* DATASET EXCERPTS

--------

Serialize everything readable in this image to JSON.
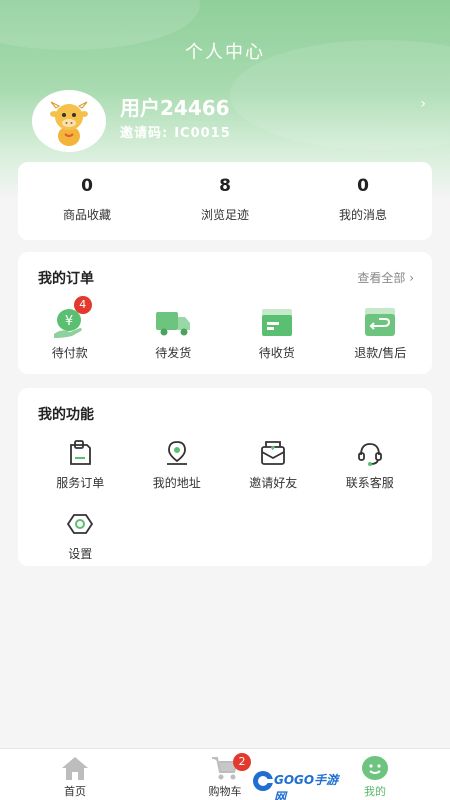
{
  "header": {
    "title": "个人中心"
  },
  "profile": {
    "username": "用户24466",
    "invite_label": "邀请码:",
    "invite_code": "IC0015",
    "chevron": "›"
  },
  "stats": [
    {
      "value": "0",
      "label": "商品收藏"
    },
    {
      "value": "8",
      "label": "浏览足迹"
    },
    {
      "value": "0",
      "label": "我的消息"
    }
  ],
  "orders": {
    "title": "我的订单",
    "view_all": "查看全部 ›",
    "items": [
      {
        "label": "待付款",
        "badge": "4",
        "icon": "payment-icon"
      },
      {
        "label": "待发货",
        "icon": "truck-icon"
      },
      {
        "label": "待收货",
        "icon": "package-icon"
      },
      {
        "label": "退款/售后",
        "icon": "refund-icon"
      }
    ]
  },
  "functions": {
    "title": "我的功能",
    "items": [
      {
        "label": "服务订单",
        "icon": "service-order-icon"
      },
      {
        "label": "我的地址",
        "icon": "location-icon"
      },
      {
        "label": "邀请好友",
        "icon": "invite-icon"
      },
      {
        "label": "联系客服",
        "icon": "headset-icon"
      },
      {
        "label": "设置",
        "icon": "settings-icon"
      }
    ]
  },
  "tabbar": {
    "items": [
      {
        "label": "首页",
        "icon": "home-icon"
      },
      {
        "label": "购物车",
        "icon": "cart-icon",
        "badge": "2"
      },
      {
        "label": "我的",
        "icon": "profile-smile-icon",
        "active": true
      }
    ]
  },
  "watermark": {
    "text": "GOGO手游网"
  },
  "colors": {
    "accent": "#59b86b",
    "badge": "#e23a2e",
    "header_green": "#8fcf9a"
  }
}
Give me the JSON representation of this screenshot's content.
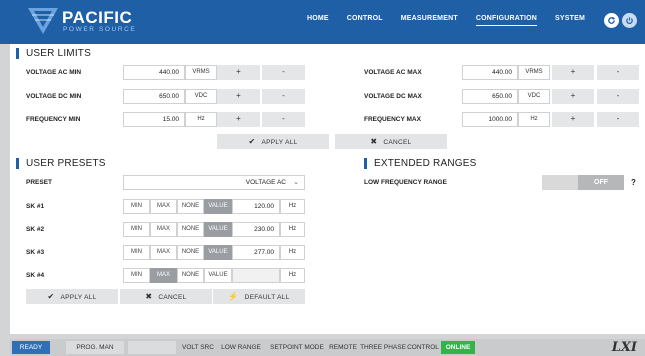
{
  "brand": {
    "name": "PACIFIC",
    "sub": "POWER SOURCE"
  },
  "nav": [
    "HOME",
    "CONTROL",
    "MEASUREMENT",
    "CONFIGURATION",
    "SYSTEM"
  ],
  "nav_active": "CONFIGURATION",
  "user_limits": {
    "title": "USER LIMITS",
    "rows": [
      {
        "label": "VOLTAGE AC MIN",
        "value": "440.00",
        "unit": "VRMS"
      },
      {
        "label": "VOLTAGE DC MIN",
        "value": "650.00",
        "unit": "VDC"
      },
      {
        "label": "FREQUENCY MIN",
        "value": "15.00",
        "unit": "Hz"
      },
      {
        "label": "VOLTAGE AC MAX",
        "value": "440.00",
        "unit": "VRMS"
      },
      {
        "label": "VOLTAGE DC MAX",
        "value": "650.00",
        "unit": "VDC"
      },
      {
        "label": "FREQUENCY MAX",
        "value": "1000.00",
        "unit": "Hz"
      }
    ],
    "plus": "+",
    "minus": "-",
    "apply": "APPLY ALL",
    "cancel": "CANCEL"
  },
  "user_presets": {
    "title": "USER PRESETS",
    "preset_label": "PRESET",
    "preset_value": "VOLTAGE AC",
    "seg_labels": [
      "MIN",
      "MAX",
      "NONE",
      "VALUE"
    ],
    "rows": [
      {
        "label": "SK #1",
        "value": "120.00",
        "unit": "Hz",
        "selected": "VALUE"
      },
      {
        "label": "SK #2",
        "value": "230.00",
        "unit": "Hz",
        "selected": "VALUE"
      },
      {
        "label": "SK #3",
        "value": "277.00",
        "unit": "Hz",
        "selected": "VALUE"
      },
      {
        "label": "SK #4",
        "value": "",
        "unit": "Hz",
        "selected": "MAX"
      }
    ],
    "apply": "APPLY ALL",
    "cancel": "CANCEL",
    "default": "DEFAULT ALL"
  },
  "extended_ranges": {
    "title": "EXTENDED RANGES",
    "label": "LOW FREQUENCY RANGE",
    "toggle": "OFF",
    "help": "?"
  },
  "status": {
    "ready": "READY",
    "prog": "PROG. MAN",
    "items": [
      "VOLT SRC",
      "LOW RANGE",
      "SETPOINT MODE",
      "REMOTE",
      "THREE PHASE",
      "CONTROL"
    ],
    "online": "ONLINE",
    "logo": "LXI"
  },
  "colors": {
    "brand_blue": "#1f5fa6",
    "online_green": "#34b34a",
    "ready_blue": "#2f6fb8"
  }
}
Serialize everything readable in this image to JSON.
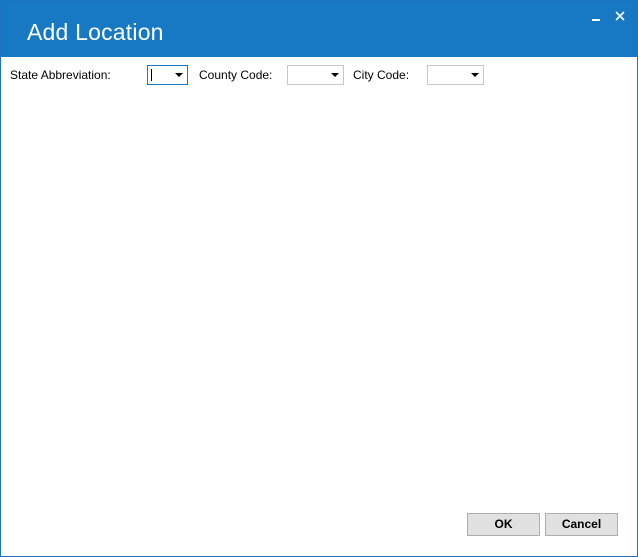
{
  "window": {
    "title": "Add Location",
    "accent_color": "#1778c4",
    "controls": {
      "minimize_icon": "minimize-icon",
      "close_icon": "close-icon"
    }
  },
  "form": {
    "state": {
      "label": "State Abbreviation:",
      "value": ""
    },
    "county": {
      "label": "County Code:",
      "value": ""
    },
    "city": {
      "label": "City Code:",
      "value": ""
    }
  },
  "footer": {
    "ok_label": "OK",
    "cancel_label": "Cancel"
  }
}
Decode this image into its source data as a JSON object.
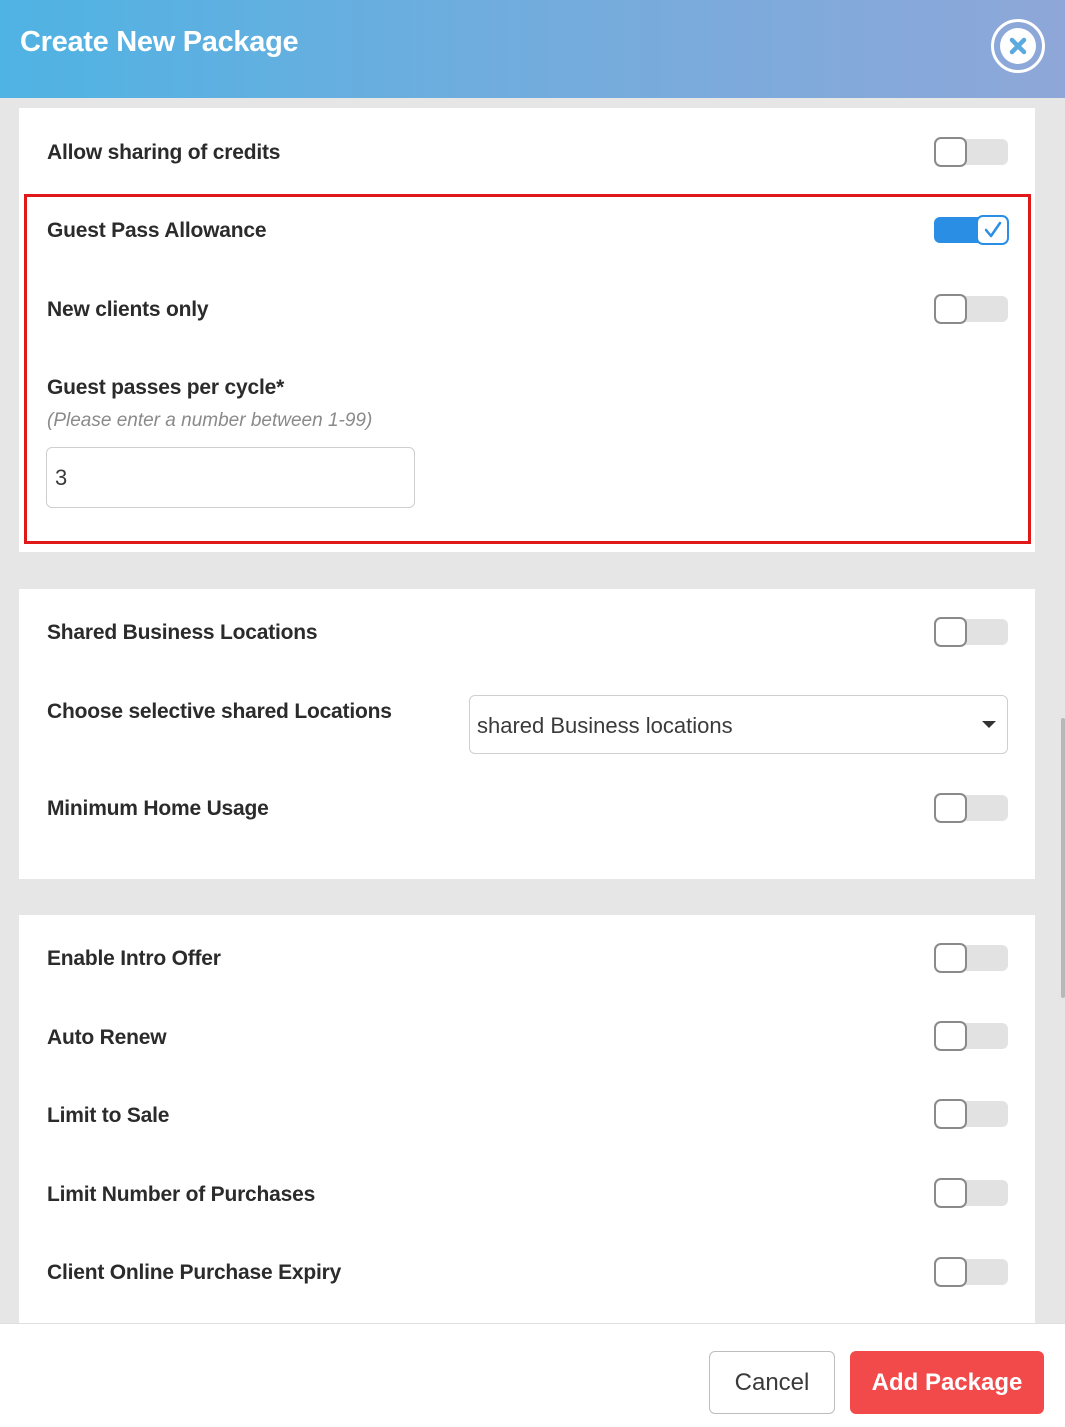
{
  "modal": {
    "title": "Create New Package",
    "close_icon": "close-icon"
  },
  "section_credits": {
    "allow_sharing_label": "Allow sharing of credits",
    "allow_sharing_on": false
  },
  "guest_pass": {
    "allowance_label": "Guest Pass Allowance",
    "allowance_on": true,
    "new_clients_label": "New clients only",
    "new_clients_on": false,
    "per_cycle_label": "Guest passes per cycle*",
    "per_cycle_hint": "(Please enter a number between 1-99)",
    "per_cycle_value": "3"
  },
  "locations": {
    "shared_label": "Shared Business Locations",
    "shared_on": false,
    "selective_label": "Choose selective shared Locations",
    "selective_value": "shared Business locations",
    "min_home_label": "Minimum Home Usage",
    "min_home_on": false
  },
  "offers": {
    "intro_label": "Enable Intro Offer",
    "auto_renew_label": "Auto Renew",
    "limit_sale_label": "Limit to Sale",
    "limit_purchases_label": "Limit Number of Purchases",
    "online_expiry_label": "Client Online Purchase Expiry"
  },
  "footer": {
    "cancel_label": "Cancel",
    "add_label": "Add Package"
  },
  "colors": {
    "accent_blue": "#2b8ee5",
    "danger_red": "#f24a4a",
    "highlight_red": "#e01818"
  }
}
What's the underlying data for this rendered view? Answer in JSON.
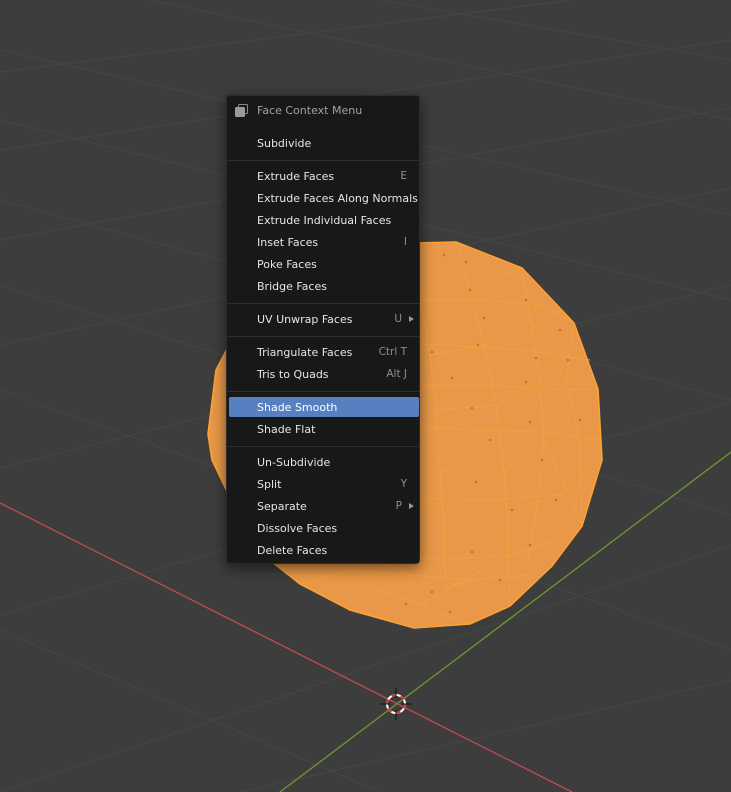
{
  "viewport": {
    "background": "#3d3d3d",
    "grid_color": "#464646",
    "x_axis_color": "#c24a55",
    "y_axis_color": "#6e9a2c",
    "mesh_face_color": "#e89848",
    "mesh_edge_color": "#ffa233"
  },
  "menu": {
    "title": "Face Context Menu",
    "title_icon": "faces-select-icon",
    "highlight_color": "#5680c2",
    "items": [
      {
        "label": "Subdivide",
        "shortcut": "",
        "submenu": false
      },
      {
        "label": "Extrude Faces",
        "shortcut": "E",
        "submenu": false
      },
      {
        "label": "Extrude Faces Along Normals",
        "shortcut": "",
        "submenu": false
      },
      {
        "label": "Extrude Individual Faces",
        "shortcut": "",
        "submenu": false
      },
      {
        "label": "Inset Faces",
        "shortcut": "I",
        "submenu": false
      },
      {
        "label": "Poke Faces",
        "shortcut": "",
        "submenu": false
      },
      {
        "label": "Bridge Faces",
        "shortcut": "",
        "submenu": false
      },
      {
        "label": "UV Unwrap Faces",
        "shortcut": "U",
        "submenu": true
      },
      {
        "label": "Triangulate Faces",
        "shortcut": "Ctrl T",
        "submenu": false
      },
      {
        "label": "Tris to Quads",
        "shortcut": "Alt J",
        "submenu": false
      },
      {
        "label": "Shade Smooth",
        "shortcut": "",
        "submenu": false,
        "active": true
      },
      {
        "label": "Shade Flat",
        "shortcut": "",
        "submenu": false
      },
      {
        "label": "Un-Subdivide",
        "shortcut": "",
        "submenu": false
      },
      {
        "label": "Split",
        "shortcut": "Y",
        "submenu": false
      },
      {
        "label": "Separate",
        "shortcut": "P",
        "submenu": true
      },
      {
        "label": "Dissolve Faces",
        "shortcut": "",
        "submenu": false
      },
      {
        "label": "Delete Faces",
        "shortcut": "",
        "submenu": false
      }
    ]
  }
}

--------

* WHAT TO PRODUCE
From the listing above, return each line with the word "close".

* CORRECT RESULT
      "close_icon": "close-icon"
    "close_icon": "close-icon"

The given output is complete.